* STATED EXERCISE *
Lay out the records from the first line through the line containing "field-patch [1201,368,1245,402]", inclusive, as a Markdown table with the columns Row and Entry. Omit blank lines.

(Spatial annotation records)

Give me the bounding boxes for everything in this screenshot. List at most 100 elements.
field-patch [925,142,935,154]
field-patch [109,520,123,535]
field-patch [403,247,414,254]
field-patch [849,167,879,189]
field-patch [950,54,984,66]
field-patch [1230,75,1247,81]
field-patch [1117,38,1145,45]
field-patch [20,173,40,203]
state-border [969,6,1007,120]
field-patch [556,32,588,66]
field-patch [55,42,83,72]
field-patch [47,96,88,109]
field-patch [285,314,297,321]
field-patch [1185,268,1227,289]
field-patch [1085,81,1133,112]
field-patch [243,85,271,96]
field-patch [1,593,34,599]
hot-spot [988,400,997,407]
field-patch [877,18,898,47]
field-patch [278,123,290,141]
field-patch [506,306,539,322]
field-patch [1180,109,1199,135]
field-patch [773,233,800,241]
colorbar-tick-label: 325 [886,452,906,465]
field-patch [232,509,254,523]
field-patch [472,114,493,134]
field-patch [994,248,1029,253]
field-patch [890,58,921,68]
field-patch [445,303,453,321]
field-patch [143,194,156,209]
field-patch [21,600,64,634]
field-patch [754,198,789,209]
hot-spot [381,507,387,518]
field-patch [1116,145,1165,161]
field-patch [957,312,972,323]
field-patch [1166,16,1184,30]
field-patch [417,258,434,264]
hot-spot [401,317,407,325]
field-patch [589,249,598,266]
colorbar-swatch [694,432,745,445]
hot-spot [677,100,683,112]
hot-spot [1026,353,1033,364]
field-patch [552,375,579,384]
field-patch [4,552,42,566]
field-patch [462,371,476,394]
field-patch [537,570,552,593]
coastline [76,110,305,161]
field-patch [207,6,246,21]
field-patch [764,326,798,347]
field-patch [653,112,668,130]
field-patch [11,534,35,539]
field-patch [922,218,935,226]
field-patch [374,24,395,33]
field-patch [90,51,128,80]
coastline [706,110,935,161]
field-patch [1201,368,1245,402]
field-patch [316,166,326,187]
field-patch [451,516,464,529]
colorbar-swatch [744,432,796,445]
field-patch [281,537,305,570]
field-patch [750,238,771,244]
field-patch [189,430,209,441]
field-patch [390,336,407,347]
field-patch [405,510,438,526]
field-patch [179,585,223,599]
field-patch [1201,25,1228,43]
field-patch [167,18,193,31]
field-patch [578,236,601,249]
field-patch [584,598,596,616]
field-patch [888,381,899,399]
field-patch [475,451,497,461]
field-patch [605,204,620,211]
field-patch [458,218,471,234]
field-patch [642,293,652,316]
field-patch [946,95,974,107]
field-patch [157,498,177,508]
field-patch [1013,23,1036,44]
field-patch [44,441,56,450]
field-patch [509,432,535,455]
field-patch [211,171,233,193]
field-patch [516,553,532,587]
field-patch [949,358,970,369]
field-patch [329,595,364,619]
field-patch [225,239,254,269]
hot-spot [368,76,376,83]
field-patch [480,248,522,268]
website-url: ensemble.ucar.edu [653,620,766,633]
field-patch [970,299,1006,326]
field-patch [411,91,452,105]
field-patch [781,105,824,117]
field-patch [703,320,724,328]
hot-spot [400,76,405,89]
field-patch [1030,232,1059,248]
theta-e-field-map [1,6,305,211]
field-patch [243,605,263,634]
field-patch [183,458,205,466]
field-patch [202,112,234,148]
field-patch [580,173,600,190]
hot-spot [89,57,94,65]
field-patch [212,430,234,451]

* TASK RESULT *
| Row | Entry |
|---|---|
| 1 | Give me the bounding boxes for everything in this screenshot. List at most 100 elements. |
| 2 | field-patch [925,142,935,154] |
| 3 | field-patch [109,520,123,535] |
| 4 | field-patch [403,247,414,254] |
| 5 | field-patch [849,167,879,189] |
| 6 | field-patch [950,54,984,66] |
| 7 | field-patch [1230,75,1247,81] |
| 8 | field-patch [1117,38,1145,45] |
| 9 | field-patch [20,173,40,203] |
| 10 | state-border [969,6,1007,120] |
| 11 | field-patch [556,32,588,66] |
| 12 | field-patch [55,42,83,72] |
| 13 | field-patch [47,96,88,109] |
| 14 | field-patch [285,314,297,321] |
| 15 | field-patch [1185,268,1227,289] |
| 16 | field-patch [1085,81,1133,112] |
| 17 | field-patch [243,85,271,96] |
| 18 | field-patch [1,593,34,599] |
| 19 | hot-spot [988,400,997,407] |
| 20 | field-patch [877,18,898,47] |
| 21 | field-patch [278,123,290,141] |
| 22 | field-patch [506,306,539,322] |
| 23 | field-patch [1180,109,1199,135] |
| 24 | field-patch [773,233,800,241] |
| 25 | colorbar-tick-label: 325 [886,452,906,465] |
| 26 | field-patch [232,509,254,523] |
| 27 | field-patch [472,114,493,134] |
| 28 | field-patch [994,248,1029,253] |
| 29 | field-patch [890,58,921,68] |
| 30 | field-patch [445,303,453,321] |
| 31 | field-patch [143,194,156,209] |
| 32 | field-patch [21,600,64,634] |
| 33 | field-patch [754,198,789,209] |
| 34 | hot-spot [381,507,387,518] |
| 35 | field-patch [1116,145,1165,161] |
| 36 | field-patch [957,312,972,323] |
| 37 | field-patch [1166,16,1184,30] |
| 38 | field-patch [417,258,434,264] |
| 39 | hot-spot [401,317,407,325] |
| 40 | field-patch [589,249,598,266] |
| 41 | colorbar-swatch [694,432,745,445] |
| 42 | hot-spot [677,100,683,112] |
| 43 | hot-spot [1026,353,1033,364] |
| 44 | field-patch [552,375,579,384] |
| 45 | field-patch [4,552,42,566] |
| 46 | field-patch [462,371,476,394] |
| 47 | field-patch [537,570,552,593] |
| 48 | coastline [76,110,305,161] |
| 49 | field-patch [207,6,246,21] |
| 50 | field-patch [764,326,798,347] |
| 51 | field-patch [653,112,668,130] |
| 52 | field-patch [11,534,35,539] |
| 53 | field-patch [922,218,935,226] |
| 54 | field-patch [374,24,395,33] |
| 55 | field-patch [90,51,128,80] |
| 56 | coastline [706,110,935,161] |
| 57 | field-patch [1201,368,1245,402] |